● **INSTRUCTION**
Locate each line of the material that contains "shall", then return it.

** Start of MATERIAL **

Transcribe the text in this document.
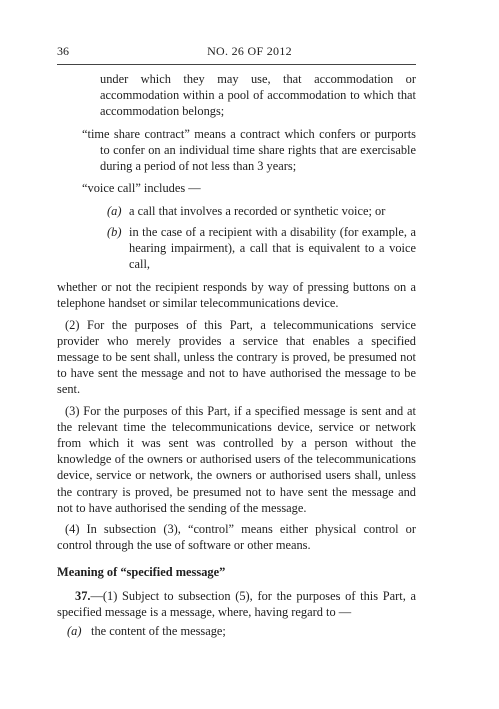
36	NO. 26 OF 2012

under which they may use, that accommodation or accommodation within a pool of accommodation to which that accommodation belongs;

“time share contract” means a contract which confers or purports to confer on an individual time share rights that are exercisable during a period of not less than 3 years;

“voice call” includes —

(a) a call that involves a recorded or synthetic voice; or
(b) in the case of a recipient with a disability (for example, a hearing impairment), a call that is equivalent to a voice call,

whether or not the recipient responds by way of pressing buttons on a telephone handset or similar telecommunications device.

(2) For the purposes of this Part, a telecommunications service provider who merely provides a service that enables a specified message to be sent shall, unless the contrary is proved, be presumed not to have sent the message and not to have authorised the message to be sent.

(3) For the purposes of this Part, if a specified message is sent and at the relevant time the telecommunications device, service or network from which it was sent was controlled by a person without the knowledge of the owners or authorised users of the telecommunications device, service or network, the owners or authorised users shall, unless the contrary is proved, be presumed not to have sent the message and not to have authorised the sending of the message.

(4) In subsection (3), “control” means either physical control or control through the use of software or other means.

Meaning of “specified message”

37.—(1) Subject to subsection (5), for the purposes of this Part, a specified message is a message, where, having regard to —

(a) the content of the message;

** End of MATERIAL **

● **WRITTEN ANSWER**
(2) For the purposes of this Part, a telecommunications service provider who merely provides a service that enables a specified message to be sent shall, unless the contrary is proved, be presumed not to have sent the message and not to have authorised the message to be sent.
(3) For the purposes of this Part, if a specified message is sent and at the relevant time the telecommunications device, service or network from which it was sent was controlled by a person without the knowledge of the owners or authorised users of the telecommunications device, service or network, the owners or authorised users shall, unless the contrary is proved, be presumed not to have sent the message and not to have authorised the sending of the message.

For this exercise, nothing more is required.